* _Problem requirements_: For the material that follows, list every line containing the word "project".

* _Data for this task_:
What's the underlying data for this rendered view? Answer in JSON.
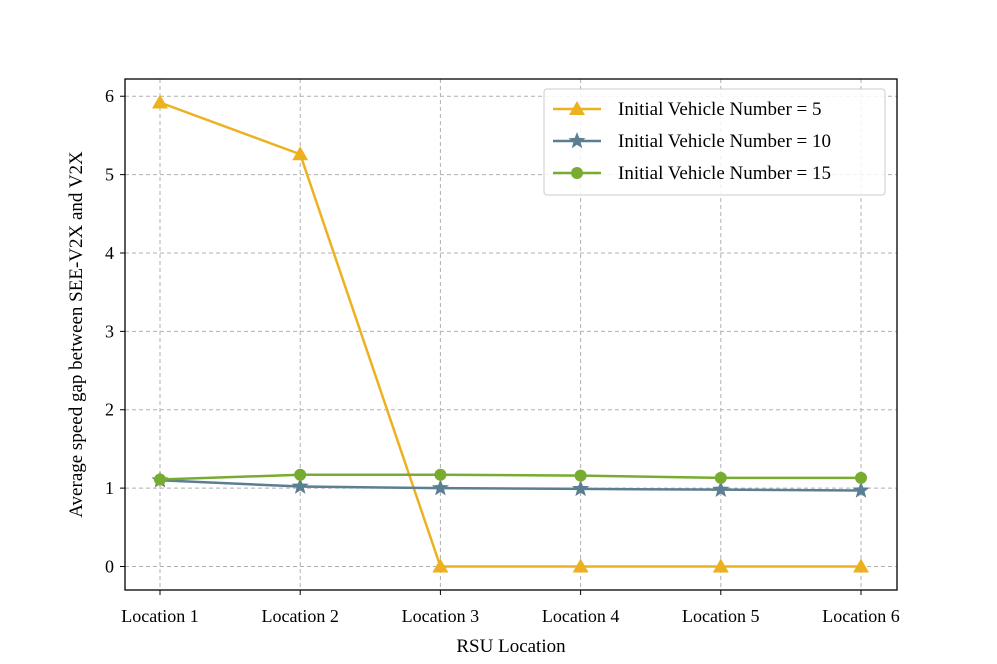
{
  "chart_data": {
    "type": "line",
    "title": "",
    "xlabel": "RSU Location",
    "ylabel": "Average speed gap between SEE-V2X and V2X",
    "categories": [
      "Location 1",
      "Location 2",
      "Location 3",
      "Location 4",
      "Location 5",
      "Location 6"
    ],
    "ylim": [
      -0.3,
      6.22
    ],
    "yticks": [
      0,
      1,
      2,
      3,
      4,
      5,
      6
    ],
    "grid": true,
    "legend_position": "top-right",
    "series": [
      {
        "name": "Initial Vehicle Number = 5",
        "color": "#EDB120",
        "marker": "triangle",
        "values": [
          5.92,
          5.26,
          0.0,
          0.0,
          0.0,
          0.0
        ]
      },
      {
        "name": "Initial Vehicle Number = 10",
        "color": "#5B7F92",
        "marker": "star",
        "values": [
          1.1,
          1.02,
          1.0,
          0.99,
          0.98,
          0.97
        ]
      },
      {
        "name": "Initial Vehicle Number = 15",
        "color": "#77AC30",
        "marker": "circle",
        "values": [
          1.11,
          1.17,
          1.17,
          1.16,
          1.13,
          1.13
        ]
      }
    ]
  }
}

--

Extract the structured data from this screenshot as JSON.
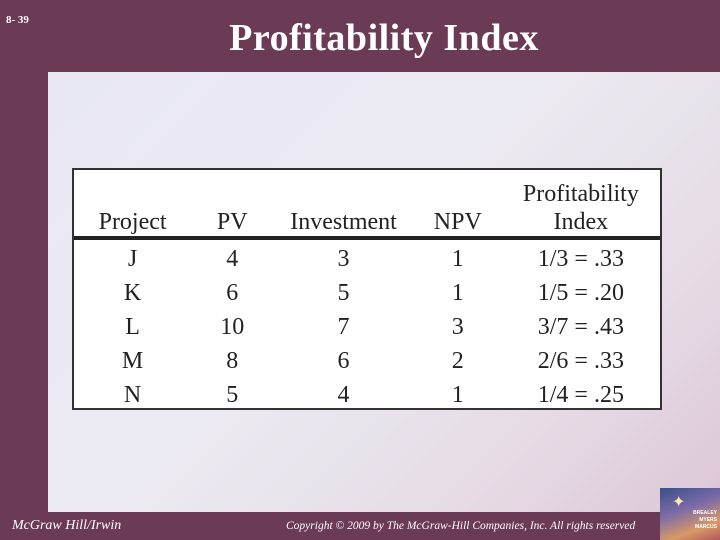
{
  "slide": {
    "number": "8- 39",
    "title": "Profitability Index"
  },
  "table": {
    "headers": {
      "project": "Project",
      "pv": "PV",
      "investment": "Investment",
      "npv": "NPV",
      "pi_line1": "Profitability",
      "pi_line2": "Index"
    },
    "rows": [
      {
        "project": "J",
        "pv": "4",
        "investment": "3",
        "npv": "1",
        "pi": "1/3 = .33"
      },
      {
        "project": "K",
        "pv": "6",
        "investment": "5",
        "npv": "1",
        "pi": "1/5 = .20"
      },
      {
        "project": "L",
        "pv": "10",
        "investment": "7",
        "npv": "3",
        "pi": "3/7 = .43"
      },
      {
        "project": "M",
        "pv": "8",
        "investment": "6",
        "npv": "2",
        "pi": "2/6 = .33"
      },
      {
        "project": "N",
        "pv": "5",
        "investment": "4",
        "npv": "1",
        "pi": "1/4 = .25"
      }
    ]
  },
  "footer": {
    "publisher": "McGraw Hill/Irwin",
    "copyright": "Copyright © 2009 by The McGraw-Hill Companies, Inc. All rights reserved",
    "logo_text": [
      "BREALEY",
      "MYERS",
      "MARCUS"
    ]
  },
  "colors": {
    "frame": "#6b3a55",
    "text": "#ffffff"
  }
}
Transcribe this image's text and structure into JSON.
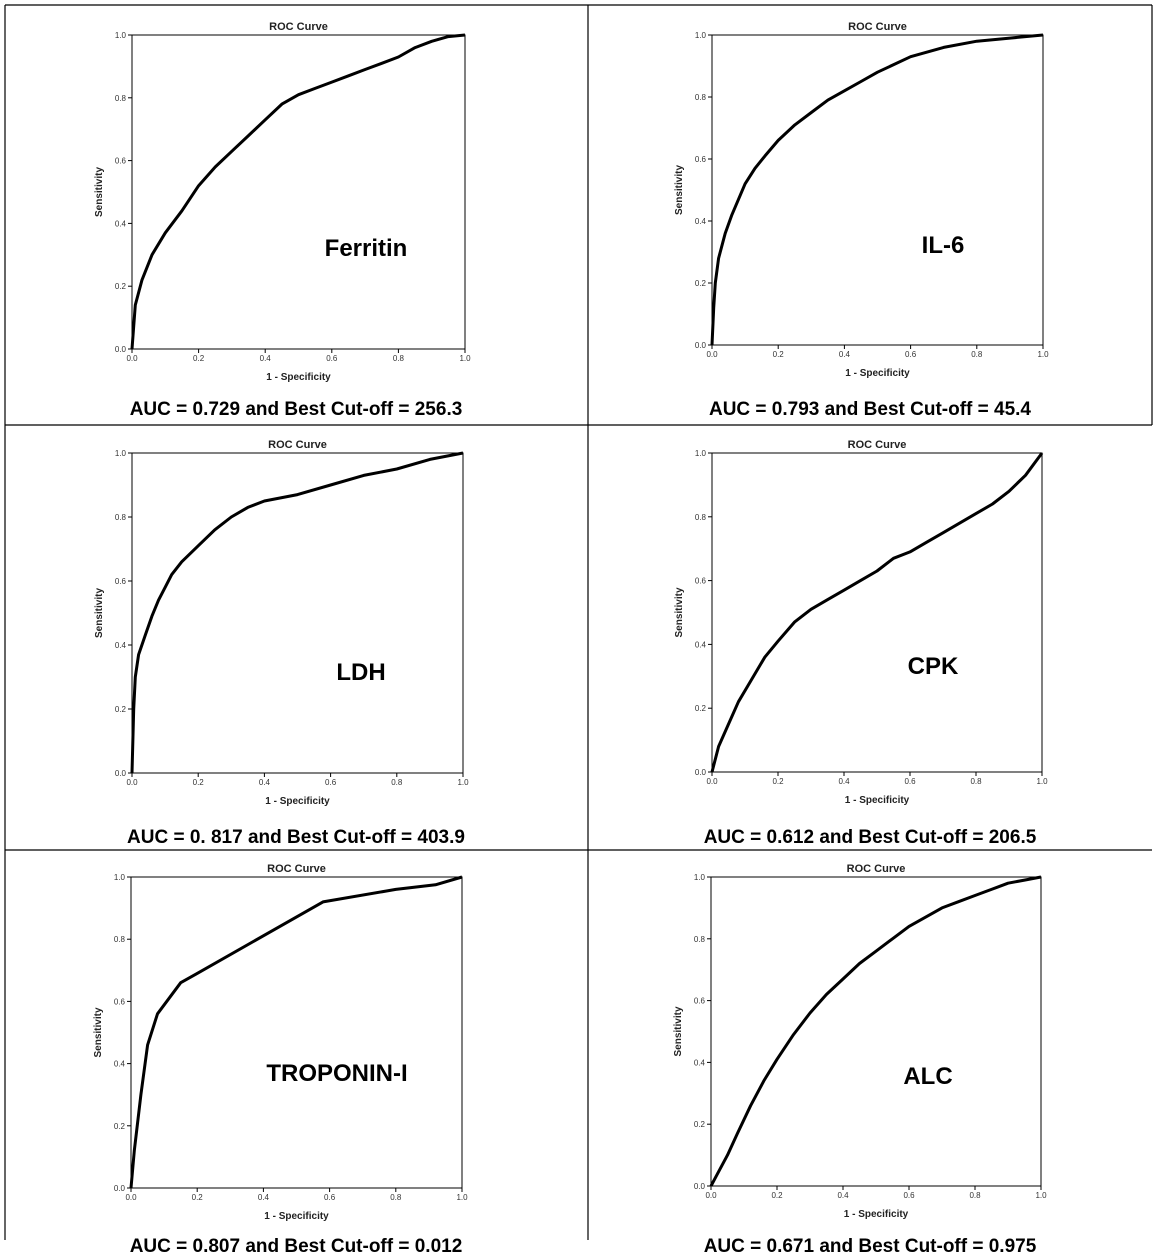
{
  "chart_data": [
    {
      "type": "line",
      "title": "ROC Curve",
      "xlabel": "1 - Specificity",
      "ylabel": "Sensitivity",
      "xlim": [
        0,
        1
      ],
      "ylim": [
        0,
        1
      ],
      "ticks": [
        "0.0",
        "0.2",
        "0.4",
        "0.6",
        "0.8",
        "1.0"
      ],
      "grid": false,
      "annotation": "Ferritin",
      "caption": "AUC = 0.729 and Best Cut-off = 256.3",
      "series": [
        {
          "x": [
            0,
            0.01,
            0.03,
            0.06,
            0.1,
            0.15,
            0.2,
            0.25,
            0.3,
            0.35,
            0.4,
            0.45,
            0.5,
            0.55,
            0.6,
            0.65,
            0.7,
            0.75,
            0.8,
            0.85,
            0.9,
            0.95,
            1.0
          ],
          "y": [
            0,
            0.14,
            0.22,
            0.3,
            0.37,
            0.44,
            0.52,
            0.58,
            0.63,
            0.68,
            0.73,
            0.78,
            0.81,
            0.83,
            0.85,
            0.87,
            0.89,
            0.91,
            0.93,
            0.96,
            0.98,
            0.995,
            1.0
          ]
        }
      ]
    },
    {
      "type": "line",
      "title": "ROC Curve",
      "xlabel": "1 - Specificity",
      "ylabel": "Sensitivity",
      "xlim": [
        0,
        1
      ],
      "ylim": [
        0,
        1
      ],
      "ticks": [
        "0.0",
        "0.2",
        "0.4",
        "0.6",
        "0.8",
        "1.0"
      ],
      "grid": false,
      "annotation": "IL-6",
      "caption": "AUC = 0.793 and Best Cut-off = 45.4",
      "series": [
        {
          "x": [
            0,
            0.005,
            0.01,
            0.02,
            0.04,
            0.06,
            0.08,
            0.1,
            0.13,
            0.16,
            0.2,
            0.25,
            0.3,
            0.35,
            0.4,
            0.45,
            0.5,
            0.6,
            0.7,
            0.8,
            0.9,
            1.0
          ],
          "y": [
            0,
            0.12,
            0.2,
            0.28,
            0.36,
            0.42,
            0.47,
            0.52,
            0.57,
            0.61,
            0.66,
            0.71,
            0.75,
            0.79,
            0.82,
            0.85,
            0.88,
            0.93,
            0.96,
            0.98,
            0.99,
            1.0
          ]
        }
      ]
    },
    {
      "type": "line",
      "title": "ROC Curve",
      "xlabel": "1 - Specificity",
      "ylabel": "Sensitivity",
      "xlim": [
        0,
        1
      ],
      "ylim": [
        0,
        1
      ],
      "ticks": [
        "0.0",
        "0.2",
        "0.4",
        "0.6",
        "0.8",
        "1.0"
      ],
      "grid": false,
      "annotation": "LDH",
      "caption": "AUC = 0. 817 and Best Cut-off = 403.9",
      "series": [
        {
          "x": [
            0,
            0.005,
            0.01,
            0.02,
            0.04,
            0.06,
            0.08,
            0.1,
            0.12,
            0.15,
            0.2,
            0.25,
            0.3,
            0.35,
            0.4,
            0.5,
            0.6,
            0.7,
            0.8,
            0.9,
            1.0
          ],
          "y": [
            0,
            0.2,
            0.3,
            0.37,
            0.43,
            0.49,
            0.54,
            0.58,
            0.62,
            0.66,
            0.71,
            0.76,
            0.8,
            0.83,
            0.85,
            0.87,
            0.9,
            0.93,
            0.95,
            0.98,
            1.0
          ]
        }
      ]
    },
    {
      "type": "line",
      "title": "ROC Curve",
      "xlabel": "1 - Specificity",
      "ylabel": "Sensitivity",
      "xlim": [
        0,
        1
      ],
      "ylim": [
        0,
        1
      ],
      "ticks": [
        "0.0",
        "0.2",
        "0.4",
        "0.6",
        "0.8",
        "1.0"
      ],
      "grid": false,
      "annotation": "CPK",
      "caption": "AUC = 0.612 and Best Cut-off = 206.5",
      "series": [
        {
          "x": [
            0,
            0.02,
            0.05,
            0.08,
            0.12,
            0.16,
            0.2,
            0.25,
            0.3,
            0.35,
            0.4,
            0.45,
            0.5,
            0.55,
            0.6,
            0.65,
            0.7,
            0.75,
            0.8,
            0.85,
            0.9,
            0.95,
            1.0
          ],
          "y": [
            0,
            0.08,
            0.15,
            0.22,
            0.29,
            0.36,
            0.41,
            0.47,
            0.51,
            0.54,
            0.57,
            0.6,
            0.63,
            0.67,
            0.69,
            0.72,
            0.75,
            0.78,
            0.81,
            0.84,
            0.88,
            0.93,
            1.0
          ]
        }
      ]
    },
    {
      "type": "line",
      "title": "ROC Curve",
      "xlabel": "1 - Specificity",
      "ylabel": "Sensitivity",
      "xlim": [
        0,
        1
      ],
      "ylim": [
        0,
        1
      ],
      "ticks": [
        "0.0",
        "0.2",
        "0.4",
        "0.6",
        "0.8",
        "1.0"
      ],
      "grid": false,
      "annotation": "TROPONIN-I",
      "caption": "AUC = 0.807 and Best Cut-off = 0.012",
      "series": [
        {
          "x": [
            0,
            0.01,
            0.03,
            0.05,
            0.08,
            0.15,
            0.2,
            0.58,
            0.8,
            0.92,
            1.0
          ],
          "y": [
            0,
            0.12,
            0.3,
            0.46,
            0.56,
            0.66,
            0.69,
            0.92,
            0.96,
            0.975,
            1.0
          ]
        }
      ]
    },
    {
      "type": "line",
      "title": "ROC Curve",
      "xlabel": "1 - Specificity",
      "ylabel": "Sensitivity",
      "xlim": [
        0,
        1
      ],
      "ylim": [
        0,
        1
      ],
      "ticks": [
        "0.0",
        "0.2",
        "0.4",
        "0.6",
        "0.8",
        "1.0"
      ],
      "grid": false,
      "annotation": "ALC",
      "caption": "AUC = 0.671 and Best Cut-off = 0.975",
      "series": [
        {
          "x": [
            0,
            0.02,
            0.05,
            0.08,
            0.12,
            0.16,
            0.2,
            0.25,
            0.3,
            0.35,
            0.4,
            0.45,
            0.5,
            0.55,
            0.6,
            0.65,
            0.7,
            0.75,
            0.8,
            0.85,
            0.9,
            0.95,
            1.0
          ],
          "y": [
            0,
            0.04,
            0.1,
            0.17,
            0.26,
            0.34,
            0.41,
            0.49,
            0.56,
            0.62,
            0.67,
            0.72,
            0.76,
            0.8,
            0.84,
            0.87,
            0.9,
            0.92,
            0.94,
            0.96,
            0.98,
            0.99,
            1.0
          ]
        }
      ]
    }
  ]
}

* _Output_:
      "project": "Project",
        "project": "J",
        "project": "K",
        "project": "L",
        "project": "M",
        "project": "N",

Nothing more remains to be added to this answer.